Pull every line containing "продаж" out of the material below.
*** Stored rows
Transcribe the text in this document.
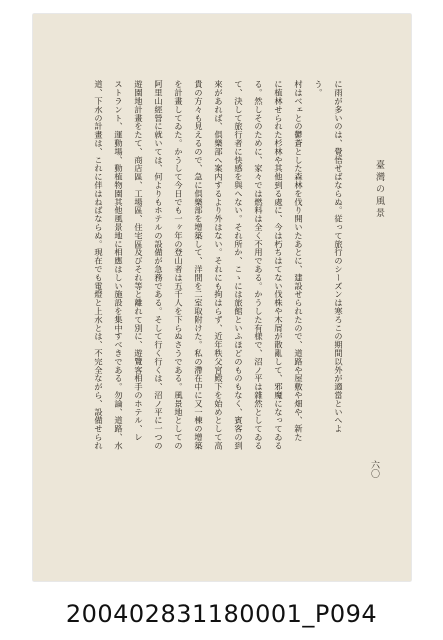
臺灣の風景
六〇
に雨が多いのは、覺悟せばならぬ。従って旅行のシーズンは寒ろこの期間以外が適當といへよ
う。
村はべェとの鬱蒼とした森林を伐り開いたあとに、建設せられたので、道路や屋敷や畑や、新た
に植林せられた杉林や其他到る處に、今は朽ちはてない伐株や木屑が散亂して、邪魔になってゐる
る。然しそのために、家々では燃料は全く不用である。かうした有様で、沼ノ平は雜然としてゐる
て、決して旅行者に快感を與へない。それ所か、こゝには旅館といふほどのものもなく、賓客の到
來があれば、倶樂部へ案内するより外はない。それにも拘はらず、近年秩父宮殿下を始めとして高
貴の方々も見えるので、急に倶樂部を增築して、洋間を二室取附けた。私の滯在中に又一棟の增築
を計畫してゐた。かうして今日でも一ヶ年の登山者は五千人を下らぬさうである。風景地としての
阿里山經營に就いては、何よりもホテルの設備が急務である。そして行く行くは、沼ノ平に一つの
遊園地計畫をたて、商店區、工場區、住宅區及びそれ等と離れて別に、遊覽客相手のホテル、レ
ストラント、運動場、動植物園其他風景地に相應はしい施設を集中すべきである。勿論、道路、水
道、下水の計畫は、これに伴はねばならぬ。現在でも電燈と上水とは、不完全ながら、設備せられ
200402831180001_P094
******
*** Stored rows
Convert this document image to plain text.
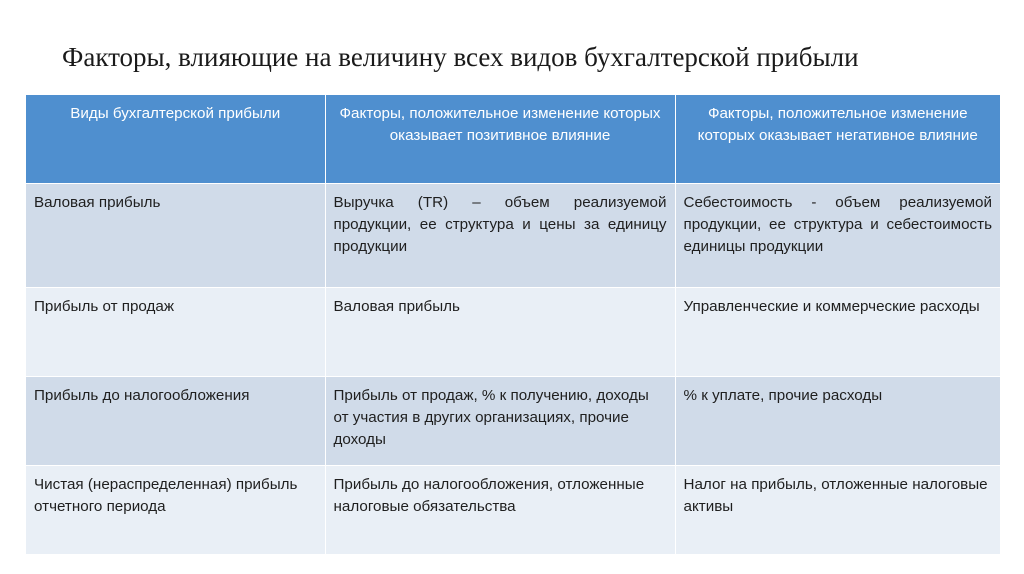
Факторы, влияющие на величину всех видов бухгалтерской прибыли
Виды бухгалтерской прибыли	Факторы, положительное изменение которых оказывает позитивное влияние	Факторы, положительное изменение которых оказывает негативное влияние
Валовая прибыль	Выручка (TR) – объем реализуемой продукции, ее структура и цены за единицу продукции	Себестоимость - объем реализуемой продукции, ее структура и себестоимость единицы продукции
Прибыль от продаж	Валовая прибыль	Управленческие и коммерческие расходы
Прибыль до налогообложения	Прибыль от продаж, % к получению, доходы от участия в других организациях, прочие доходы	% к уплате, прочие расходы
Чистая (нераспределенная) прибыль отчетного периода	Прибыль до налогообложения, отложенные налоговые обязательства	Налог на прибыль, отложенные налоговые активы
******
The reply:
Прибыль от продаж	Валовая прибыль	Управленческие и коммерческие расходы
Прибыль до налогообложения	Прибыль от продаж, % к получению, доходы от участия в других организациях, прочие доходы	% к уплате, прочие расходы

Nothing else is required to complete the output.